**RECORD EXCERPTS**
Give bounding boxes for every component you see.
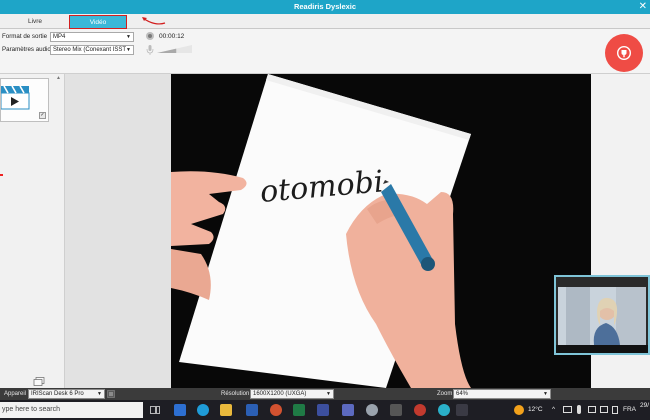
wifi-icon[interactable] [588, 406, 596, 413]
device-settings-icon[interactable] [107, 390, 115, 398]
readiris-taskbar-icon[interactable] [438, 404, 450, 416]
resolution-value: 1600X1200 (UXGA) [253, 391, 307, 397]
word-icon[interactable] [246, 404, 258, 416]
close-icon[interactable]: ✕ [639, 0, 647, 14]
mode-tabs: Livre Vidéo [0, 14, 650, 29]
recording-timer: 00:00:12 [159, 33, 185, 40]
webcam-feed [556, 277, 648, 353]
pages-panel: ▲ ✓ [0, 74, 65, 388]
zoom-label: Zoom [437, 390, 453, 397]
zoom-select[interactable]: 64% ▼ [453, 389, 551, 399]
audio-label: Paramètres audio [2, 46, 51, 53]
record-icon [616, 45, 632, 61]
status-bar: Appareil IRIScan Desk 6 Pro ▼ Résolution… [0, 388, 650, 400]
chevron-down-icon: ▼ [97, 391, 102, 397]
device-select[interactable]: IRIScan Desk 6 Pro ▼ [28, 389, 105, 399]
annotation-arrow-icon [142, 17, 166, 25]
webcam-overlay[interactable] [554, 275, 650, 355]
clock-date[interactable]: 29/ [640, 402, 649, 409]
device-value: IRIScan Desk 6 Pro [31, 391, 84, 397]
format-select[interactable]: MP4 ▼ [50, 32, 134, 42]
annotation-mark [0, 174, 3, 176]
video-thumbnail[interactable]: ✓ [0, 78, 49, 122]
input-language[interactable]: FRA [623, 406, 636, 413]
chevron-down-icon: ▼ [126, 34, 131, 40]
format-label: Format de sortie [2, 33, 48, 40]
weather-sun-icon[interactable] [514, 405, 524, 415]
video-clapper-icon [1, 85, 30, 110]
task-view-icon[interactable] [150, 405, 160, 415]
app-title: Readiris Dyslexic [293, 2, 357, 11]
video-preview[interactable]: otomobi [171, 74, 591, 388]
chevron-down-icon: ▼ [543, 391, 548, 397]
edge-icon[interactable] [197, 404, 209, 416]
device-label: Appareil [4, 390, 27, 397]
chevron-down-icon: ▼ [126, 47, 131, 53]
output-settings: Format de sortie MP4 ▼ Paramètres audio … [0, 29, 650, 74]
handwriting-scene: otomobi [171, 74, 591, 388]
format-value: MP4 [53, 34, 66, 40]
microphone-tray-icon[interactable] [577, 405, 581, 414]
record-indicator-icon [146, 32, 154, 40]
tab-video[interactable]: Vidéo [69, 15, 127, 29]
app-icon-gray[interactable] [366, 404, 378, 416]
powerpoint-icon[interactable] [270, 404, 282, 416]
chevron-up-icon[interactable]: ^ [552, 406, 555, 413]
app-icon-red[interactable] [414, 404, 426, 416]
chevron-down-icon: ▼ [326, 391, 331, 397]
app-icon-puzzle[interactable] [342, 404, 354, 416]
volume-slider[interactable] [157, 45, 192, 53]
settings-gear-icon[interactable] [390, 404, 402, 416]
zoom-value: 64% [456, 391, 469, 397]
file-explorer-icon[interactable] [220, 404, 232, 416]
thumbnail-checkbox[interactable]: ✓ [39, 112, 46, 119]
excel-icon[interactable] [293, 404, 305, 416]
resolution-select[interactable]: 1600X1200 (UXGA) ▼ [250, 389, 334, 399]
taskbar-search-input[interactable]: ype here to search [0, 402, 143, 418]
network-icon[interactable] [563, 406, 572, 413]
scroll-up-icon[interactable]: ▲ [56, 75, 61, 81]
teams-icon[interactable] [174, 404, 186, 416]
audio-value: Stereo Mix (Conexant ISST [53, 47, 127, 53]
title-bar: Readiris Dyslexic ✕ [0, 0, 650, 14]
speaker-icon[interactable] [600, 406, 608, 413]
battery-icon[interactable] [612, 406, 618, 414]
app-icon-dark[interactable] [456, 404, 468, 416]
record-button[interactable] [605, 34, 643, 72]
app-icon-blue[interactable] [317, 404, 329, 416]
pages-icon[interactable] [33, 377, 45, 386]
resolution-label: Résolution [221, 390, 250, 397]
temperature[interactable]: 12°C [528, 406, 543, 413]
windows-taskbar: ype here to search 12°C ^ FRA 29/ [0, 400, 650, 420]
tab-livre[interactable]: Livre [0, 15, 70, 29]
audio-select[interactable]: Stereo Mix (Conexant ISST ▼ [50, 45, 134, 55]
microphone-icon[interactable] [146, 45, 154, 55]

==

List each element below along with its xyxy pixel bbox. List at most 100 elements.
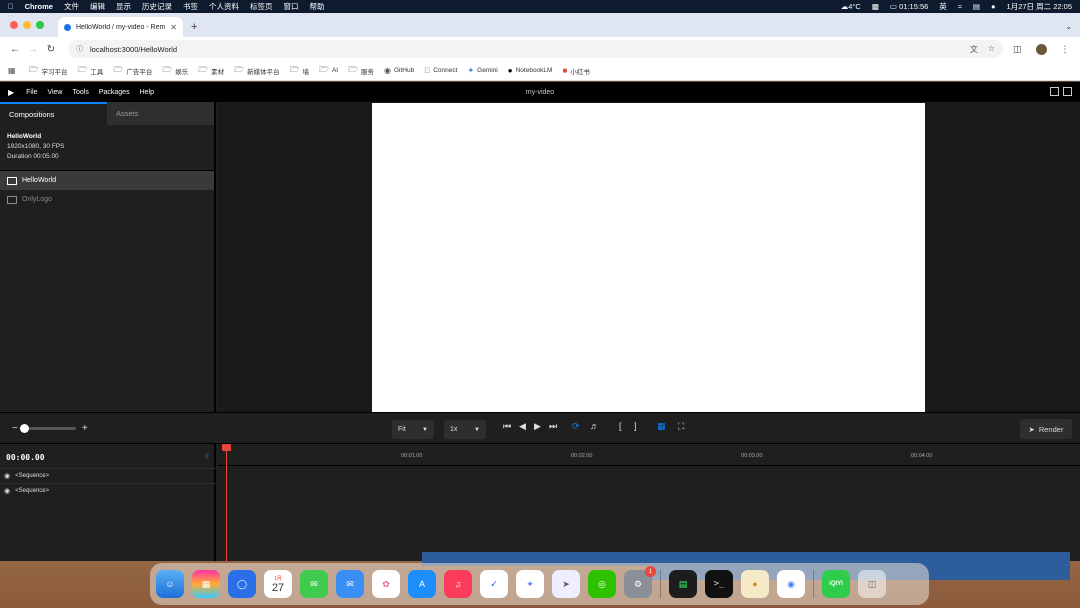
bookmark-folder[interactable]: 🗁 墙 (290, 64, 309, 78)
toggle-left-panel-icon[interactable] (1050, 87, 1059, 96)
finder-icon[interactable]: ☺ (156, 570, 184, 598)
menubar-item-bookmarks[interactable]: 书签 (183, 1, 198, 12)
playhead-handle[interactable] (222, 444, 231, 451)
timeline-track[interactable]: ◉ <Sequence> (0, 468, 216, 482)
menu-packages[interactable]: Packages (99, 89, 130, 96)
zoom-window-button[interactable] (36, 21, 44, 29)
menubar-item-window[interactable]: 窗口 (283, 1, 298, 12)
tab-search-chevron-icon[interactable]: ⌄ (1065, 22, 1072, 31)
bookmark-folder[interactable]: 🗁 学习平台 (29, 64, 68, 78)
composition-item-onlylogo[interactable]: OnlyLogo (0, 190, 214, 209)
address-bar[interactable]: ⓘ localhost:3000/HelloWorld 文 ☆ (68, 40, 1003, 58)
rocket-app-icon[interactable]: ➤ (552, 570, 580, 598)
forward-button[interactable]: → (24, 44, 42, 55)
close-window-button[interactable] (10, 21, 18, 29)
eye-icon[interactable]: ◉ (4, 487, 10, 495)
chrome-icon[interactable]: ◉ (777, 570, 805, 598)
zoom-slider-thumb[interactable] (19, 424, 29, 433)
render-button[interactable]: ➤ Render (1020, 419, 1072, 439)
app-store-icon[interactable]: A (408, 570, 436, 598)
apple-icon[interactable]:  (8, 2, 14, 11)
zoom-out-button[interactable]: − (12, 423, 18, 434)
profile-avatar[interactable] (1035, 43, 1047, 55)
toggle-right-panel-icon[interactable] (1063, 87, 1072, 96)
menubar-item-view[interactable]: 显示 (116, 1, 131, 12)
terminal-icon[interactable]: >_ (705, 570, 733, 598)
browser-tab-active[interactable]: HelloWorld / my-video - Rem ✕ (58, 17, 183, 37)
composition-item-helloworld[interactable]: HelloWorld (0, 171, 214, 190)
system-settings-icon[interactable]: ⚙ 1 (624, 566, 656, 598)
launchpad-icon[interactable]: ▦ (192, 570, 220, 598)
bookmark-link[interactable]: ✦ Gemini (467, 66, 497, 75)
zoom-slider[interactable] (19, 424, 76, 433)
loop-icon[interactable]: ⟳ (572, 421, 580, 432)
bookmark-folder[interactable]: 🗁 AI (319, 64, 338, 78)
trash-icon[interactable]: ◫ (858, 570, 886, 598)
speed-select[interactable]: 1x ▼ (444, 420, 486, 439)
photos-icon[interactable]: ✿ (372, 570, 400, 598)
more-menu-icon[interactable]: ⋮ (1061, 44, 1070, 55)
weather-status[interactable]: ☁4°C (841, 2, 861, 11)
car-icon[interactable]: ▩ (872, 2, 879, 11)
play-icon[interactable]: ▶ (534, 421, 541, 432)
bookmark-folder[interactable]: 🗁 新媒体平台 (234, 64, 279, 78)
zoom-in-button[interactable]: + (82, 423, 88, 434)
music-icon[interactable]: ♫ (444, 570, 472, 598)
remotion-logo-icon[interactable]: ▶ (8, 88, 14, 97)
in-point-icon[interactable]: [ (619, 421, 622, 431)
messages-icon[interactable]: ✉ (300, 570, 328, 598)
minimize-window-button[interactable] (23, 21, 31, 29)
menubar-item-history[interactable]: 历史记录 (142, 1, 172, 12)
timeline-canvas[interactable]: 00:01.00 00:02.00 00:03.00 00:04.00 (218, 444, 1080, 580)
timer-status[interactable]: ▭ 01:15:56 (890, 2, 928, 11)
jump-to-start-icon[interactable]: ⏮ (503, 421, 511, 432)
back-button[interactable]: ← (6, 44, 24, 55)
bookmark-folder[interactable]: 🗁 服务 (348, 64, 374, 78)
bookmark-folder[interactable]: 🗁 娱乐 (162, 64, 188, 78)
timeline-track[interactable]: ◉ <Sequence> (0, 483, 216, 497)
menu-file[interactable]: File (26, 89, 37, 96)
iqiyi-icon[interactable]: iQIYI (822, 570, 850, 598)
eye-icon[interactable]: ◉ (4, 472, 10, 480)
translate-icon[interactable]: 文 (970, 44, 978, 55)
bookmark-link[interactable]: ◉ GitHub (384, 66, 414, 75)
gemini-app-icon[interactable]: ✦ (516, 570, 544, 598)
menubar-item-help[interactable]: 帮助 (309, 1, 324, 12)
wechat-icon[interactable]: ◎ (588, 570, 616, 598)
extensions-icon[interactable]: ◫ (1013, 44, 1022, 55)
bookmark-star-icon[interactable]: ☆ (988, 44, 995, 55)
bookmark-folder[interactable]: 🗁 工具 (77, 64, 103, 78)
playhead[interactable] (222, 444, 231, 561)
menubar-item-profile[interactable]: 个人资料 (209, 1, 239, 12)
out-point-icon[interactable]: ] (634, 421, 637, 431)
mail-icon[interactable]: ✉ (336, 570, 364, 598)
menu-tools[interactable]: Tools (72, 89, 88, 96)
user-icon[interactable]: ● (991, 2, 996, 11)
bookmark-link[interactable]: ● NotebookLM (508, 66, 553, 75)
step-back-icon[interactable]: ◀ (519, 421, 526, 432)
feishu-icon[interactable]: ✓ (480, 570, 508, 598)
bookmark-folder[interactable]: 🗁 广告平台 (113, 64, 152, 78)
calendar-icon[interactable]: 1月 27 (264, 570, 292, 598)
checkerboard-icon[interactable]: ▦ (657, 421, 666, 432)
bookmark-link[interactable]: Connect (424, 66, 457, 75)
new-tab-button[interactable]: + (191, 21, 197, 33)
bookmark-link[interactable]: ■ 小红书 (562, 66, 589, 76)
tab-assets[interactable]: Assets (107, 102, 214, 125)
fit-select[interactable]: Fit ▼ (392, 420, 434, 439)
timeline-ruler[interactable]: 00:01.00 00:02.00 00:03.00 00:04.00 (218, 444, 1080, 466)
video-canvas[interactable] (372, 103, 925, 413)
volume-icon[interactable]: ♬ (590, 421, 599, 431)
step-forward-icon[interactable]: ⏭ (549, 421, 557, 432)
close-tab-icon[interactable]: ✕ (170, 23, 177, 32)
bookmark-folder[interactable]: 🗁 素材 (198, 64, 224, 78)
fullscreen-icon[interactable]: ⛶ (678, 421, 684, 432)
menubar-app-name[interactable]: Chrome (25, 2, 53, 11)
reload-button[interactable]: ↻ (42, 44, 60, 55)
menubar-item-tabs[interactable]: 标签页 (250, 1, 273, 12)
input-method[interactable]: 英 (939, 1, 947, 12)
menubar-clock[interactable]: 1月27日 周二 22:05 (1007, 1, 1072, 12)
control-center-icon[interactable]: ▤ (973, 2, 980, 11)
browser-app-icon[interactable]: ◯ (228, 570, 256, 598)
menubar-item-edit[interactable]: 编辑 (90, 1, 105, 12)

**STATED GOAL**
Starting at the line containing "bookmark-folder[interactable]: 🗁 墙" and ending at the line containing "bookmark-folder[interactable]: 🗁 学习平台" in the data, substitute "saved-folder" for each "bookmark-folder" and give those lines back with everything else left as it is.

**FULL SOLUTION**
saved-folder[interactable]: 🗁 墙 (290, 64, 309, 78)
toggle-left-panel-icon[interactable] (1050, 87, 1059, 96)
finder-icon[interactable]: ☺ (156, 570, 184, 598)
menubar-item-bookmarks[interactable]: 书签 (183, 1, 198, 12)
playhead-handle[interactable] (222, 444, 231, 451)
timeline-track[interactable]: ◉ <Sequence> (0, 468, 216, 482)
menu-packages[interactable]: Packages (99, 89, 130, 96)
zoom-window-button[interactable] (36, 21, 44, 29)
menubar-item-window[interactable]: 窗口 (283, 1, 298, 12)
tab-search-chevron-icon[interactable]: ⌄ (1065, 22, 1072, 31)
saved-folder[interactable]: 🗁 学习平台 (29, 64, 68, 78)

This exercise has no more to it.